Work to be completed >>
Lines containing the string "Cierre" are to be counted; report the number and nothing more.

Exercise inputs >>
---*---
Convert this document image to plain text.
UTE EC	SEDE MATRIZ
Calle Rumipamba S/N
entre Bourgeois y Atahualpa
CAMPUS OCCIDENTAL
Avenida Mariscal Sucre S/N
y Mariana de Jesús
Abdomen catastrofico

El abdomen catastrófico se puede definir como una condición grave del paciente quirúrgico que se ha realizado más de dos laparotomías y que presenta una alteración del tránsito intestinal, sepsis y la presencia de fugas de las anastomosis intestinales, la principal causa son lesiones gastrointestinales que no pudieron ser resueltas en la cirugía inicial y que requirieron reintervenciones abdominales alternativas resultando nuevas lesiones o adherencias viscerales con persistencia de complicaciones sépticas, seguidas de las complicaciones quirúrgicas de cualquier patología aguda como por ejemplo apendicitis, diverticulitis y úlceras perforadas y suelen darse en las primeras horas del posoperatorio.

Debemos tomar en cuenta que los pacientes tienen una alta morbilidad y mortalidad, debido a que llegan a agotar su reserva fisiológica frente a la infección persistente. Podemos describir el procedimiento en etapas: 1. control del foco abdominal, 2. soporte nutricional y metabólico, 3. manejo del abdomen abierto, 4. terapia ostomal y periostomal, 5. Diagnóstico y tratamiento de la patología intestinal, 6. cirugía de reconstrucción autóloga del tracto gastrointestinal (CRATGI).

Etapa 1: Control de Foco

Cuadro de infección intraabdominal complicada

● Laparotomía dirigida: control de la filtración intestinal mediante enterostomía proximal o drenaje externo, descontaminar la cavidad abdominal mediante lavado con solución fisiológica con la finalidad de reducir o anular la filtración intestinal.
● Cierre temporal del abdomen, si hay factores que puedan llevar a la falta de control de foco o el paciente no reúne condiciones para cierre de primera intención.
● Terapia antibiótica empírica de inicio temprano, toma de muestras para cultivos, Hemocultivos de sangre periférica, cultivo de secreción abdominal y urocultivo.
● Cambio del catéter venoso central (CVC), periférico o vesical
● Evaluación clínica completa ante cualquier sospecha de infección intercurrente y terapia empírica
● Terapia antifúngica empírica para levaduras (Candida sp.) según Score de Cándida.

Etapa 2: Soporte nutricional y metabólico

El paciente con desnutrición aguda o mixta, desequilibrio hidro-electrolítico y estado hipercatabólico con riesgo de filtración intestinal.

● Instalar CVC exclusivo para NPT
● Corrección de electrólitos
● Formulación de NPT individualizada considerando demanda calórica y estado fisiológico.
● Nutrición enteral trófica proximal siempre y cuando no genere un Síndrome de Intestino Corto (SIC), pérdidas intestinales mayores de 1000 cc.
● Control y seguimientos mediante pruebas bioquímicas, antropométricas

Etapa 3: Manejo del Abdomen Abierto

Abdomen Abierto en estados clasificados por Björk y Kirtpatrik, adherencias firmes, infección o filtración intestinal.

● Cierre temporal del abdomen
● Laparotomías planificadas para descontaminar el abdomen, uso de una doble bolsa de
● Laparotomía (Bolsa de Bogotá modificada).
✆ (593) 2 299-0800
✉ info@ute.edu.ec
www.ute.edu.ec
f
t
---*---
Response to the exercise >>
2